**Available data:**
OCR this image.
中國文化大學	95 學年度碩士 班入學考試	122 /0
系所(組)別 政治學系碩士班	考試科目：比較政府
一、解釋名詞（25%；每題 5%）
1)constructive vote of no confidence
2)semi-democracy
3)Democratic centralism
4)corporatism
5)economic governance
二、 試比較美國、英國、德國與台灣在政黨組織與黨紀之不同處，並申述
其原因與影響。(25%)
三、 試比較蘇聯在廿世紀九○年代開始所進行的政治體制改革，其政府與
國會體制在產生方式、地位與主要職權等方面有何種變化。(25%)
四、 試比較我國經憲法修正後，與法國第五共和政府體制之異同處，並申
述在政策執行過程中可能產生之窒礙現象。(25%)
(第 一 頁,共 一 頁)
---
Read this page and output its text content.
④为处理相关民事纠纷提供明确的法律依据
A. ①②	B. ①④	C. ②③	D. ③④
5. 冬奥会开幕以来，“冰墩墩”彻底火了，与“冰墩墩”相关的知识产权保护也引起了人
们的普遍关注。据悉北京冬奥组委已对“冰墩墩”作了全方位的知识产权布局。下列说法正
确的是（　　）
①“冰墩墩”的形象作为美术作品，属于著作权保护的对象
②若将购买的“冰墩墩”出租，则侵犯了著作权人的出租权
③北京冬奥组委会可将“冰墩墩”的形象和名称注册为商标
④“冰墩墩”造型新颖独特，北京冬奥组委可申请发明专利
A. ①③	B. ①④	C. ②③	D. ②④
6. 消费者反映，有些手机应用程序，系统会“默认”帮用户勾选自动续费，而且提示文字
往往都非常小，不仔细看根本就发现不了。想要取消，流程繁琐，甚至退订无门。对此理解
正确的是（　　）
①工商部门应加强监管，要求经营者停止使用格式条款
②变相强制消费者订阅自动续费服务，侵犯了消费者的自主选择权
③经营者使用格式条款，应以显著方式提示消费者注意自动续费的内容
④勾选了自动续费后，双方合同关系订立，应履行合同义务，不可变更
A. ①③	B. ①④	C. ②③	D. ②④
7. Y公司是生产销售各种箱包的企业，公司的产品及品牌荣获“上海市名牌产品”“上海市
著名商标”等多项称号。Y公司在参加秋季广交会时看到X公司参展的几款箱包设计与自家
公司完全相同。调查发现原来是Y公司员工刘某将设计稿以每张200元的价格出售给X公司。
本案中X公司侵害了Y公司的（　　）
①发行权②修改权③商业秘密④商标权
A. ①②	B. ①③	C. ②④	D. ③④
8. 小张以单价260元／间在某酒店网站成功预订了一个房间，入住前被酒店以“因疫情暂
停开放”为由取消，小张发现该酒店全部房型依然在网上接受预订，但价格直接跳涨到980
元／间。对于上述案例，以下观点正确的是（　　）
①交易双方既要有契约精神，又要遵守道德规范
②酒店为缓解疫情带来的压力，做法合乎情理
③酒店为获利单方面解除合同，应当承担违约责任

**Exercise aim:** Gather each line from the entries above that includes the word "this".

**The solution:**
OCR this image.
Read this page and output its text content.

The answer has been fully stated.